--- BEGIN Records for the task ---
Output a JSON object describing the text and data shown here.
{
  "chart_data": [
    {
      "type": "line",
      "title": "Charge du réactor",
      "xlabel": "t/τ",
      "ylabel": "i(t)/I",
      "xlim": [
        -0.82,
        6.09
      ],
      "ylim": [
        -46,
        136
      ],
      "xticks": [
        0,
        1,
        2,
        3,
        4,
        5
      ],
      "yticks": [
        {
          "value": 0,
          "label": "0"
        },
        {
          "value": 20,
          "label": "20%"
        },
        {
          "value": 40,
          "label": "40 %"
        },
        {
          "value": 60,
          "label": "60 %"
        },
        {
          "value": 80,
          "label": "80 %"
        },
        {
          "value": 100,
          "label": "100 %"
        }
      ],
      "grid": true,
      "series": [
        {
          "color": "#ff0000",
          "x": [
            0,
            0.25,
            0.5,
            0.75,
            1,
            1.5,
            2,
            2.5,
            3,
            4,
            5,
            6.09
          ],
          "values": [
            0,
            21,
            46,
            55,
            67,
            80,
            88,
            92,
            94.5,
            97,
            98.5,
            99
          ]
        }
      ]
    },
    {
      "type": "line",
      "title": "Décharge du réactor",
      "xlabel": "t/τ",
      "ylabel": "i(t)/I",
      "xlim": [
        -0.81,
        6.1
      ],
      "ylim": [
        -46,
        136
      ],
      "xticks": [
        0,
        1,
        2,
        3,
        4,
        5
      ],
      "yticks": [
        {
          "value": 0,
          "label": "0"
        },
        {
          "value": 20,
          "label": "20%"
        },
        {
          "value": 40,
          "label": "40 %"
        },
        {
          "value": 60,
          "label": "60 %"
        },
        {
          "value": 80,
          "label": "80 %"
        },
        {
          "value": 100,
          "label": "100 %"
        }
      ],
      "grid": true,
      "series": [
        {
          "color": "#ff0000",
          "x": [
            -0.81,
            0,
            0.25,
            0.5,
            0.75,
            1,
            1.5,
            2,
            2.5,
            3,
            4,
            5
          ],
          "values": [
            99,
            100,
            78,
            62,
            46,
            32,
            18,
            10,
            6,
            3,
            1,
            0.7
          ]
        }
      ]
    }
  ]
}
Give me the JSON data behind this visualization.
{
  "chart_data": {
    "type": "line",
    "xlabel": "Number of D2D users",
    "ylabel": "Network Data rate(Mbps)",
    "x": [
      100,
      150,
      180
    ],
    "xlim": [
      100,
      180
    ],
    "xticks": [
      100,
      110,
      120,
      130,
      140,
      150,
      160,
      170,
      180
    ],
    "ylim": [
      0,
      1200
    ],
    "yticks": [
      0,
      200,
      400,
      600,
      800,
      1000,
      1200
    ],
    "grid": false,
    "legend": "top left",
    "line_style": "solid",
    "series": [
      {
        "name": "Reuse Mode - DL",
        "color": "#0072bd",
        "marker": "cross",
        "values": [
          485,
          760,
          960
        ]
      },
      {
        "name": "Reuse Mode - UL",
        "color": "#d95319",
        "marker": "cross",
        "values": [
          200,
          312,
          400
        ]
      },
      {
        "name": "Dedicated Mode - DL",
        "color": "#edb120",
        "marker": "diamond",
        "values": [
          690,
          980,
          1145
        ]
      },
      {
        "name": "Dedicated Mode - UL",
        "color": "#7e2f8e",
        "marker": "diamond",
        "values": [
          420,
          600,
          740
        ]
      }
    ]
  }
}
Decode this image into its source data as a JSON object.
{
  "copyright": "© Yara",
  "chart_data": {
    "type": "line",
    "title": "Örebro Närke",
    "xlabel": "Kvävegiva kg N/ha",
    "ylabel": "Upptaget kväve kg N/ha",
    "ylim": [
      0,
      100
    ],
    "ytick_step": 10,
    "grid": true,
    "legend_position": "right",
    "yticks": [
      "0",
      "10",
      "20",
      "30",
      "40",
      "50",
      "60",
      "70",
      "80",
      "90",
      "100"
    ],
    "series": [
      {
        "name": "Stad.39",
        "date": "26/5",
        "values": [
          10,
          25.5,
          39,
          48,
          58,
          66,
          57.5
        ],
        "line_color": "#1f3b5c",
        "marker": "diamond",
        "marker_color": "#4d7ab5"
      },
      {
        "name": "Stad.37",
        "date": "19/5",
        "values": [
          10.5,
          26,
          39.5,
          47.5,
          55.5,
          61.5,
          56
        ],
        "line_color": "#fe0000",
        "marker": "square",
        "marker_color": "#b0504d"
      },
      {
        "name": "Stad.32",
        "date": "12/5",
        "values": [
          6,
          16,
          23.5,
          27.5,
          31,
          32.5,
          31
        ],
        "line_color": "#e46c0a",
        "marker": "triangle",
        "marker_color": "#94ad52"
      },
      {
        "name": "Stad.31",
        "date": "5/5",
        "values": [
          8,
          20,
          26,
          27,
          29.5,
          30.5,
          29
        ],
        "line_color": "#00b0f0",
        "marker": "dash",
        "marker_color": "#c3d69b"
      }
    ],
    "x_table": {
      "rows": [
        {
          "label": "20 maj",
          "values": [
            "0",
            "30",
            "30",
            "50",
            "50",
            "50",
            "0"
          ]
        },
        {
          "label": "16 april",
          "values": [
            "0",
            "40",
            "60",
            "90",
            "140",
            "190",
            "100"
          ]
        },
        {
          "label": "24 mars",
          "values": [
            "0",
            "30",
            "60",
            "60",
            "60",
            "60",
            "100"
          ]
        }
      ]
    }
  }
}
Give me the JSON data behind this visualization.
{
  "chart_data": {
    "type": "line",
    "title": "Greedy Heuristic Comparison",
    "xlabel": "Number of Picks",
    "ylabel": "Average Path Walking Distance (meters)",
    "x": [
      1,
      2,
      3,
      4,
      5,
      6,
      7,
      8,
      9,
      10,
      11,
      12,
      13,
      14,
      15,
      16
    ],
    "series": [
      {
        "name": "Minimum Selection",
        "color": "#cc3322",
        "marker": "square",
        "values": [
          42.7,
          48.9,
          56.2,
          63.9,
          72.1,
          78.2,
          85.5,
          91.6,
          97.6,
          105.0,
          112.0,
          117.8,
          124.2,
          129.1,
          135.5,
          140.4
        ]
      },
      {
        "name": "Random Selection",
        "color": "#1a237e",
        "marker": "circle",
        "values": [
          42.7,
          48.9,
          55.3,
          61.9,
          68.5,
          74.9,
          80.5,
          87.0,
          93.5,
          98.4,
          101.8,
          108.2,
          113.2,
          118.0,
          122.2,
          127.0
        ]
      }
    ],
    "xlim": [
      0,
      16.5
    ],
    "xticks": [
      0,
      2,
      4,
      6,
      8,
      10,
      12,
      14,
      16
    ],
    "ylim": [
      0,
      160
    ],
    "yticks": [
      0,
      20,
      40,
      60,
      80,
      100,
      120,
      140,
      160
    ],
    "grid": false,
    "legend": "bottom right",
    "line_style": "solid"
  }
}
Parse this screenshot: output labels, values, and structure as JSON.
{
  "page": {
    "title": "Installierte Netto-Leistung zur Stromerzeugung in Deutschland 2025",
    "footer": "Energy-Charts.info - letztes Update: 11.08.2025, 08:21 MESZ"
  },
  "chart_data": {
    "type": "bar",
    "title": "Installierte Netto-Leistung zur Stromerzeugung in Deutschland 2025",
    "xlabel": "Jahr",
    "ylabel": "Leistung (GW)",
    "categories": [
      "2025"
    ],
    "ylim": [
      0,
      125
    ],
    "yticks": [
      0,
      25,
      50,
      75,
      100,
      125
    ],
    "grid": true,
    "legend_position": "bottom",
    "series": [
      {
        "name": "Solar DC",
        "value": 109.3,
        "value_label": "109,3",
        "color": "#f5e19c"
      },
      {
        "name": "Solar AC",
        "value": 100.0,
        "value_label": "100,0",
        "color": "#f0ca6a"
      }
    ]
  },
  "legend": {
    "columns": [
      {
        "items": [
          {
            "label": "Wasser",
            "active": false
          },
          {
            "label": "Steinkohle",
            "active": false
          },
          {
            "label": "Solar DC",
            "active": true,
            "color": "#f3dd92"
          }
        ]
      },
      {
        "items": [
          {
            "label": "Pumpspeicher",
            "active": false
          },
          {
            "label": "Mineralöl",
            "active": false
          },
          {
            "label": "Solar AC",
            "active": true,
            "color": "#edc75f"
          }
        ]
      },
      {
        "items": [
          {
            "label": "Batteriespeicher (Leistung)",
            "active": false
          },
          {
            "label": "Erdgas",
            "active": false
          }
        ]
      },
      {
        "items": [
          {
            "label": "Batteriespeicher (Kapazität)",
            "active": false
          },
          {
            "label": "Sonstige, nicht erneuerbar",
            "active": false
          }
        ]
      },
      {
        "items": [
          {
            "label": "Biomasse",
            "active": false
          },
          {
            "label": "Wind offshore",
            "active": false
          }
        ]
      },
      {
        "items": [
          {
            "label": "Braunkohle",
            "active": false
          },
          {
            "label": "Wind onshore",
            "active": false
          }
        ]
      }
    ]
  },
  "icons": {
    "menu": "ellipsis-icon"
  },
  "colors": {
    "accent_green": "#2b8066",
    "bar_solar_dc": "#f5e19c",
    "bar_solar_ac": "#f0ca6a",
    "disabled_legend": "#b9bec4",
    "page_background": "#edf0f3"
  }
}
--- END Records for the task ---
Stated goal
Find out how many lines in the listing contain the string "JSON". Give the number alone.

Task output
5